Material for the task>
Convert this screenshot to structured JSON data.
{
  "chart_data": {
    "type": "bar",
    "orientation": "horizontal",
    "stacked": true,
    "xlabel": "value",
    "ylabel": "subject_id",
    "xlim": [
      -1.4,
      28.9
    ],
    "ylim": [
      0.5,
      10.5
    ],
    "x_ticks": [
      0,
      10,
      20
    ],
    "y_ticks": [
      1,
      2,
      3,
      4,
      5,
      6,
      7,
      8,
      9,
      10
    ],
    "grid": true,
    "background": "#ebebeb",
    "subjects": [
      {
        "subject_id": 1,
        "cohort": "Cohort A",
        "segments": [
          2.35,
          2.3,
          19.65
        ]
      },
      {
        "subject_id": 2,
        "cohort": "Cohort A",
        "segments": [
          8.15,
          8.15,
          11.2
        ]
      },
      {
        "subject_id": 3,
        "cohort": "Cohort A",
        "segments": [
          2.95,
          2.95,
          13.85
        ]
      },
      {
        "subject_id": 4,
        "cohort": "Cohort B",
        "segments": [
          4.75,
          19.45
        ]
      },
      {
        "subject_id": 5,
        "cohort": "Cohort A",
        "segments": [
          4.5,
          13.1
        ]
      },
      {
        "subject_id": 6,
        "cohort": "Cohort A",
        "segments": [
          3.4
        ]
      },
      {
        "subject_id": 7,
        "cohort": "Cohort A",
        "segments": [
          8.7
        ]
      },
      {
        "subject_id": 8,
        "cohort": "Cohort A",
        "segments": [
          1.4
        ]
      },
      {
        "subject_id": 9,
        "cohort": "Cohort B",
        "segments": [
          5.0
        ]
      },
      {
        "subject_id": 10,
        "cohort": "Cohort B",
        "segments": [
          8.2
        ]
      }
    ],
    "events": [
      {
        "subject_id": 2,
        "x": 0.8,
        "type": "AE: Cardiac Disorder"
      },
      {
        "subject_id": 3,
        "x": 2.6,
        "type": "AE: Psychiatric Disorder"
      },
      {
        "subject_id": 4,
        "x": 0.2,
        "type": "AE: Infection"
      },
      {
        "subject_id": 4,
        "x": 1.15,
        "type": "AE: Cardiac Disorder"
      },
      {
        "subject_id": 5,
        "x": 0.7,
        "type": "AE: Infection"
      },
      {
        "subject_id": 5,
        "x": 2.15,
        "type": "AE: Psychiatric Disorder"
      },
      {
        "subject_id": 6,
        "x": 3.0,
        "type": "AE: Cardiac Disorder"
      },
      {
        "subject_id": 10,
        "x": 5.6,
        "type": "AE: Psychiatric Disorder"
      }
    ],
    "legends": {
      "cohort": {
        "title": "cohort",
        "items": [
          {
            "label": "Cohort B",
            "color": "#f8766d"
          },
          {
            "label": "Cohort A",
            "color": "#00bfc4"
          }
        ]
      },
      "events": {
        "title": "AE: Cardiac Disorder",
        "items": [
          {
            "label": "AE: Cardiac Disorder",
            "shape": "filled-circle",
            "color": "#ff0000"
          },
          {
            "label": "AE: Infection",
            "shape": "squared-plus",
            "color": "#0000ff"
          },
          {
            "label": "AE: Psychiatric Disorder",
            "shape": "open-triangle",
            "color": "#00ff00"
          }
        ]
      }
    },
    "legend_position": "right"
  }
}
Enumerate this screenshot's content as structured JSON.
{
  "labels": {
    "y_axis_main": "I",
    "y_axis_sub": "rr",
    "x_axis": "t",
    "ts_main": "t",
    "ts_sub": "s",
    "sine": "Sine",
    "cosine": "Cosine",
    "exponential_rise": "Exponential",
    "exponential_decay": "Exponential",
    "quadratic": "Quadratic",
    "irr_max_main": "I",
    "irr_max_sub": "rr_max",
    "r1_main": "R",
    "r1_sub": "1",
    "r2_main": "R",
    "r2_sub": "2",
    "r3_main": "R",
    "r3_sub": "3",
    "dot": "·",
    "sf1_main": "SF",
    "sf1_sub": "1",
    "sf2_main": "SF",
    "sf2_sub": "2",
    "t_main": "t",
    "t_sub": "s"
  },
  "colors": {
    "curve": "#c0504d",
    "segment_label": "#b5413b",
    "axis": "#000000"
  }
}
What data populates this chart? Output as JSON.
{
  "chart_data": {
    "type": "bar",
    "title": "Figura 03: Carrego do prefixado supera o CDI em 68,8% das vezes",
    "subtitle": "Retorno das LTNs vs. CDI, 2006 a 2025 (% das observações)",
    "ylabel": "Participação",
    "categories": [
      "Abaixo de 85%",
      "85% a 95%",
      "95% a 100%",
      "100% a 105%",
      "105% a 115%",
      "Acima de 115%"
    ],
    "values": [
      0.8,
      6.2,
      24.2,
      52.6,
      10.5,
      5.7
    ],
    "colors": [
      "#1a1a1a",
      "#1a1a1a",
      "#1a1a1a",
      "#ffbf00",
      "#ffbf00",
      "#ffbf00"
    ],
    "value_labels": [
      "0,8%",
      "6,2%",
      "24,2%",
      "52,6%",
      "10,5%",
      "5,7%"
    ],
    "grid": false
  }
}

Your instructions> Show every line above in which the word "screenshot" occurs.

Complete output>
Convert this screenshot to structured JSON data.
Enumerate this screenshot's content as structured JSON.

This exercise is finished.